• [Exercise requirements]
From the listing below, count the lines where the string "Base" occurs. Give the number, with no other words.

=== Recorded data ===

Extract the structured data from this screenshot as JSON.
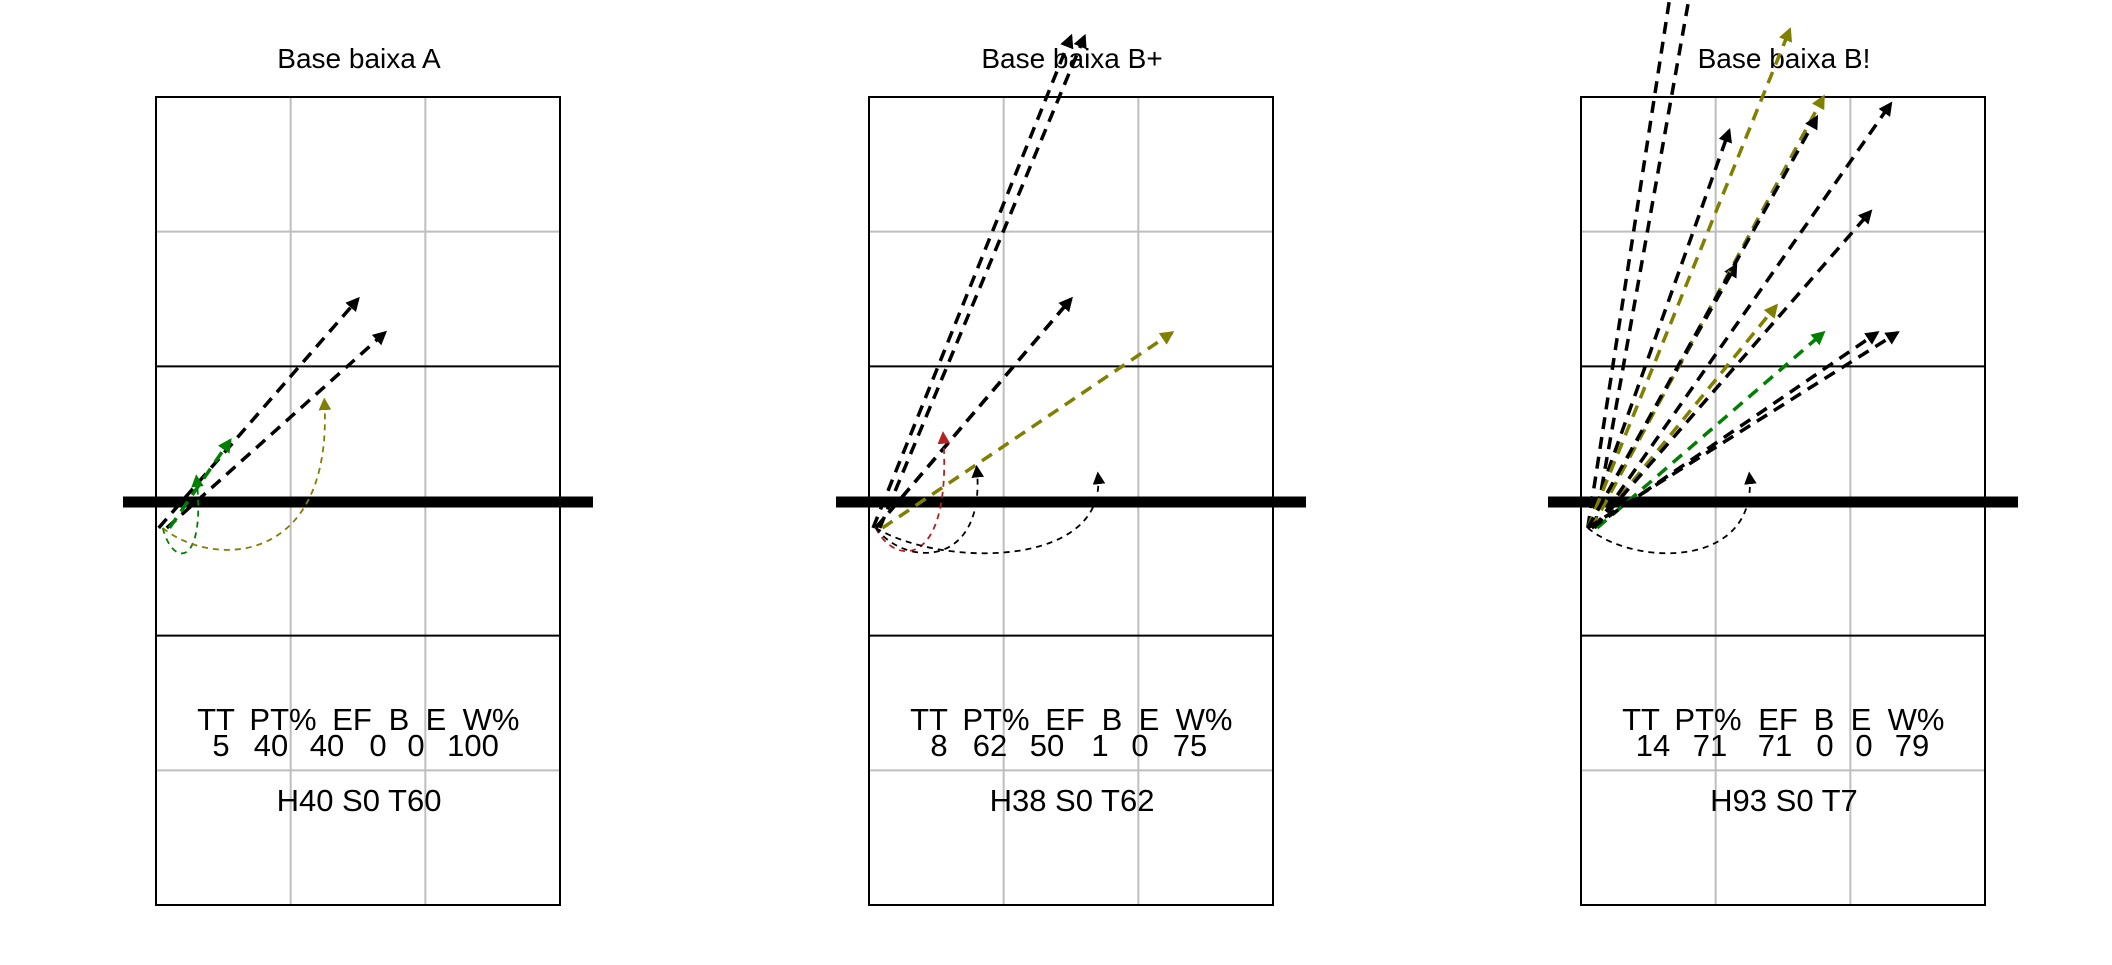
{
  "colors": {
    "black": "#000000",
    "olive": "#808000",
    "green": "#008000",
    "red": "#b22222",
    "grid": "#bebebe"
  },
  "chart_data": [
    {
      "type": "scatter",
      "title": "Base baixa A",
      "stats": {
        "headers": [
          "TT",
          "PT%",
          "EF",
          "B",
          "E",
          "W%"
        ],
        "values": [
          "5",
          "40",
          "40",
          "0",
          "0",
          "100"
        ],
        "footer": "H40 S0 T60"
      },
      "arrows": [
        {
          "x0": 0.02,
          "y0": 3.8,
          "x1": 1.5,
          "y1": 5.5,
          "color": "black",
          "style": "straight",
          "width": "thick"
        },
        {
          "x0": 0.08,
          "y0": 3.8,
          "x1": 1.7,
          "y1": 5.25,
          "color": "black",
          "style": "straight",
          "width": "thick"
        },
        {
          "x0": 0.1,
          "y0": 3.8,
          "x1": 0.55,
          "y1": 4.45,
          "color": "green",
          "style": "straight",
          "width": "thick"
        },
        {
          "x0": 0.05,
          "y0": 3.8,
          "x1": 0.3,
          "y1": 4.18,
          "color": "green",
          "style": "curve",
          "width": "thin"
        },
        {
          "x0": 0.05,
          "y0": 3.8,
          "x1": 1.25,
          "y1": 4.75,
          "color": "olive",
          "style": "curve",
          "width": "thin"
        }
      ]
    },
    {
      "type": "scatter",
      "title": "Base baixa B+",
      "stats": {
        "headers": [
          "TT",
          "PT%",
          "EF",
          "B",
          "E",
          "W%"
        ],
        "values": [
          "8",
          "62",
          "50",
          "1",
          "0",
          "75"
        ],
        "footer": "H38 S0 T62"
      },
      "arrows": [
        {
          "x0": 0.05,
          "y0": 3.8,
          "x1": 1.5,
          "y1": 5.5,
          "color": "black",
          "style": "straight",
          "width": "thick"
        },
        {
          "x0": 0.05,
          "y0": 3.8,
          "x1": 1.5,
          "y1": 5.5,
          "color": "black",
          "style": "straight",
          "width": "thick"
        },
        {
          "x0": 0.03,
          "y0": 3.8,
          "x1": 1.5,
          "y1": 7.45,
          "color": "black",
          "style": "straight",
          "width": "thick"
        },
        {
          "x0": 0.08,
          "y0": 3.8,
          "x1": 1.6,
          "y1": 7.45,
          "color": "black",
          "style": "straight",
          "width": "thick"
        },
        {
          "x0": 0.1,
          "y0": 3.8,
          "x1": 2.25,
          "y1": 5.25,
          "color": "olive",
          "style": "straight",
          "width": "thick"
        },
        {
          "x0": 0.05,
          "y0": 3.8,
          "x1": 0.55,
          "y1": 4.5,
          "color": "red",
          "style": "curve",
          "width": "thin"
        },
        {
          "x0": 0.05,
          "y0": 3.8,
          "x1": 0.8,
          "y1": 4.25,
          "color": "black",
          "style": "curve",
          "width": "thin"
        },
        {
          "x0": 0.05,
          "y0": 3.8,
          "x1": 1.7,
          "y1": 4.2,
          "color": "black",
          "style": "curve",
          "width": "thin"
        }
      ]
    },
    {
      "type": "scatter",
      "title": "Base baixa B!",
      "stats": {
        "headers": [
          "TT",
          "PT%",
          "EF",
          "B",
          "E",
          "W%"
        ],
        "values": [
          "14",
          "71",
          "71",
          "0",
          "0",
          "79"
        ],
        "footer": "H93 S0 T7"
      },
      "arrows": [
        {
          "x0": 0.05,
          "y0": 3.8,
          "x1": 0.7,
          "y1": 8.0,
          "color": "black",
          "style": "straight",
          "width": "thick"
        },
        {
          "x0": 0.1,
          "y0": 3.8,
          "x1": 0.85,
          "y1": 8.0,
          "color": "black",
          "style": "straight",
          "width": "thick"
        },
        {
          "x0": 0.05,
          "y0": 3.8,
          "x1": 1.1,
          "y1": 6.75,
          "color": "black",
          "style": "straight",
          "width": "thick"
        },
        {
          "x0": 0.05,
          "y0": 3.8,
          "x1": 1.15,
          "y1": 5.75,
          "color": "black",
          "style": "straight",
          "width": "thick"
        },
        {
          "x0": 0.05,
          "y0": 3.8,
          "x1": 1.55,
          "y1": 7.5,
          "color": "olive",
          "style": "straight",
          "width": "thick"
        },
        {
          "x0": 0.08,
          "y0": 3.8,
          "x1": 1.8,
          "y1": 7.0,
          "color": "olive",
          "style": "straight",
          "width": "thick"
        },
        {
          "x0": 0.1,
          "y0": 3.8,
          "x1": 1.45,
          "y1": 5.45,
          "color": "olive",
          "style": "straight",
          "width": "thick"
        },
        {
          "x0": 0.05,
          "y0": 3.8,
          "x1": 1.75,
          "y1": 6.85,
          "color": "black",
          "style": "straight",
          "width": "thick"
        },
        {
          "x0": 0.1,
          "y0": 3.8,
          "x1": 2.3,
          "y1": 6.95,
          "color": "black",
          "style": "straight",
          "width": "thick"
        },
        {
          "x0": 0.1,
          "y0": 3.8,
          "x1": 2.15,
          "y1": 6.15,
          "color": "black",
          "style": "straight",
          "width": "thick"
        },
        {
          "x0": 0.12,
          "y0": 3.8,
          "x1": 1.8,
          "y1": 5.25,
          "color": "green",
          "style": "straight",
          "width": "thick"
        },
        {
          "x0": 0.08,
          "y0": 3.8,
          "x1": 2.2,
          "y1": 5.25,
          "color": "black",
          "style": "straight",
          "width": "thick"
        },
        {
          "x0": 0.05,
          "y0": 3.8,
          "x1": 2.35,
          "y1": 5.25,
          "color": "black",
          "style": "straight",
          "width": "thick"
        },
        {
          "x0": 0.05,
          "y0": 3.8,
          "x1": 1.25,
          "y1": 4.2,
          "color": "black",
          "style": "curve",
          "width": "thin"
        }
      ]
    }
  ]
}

===

• [Solution for this problem]
3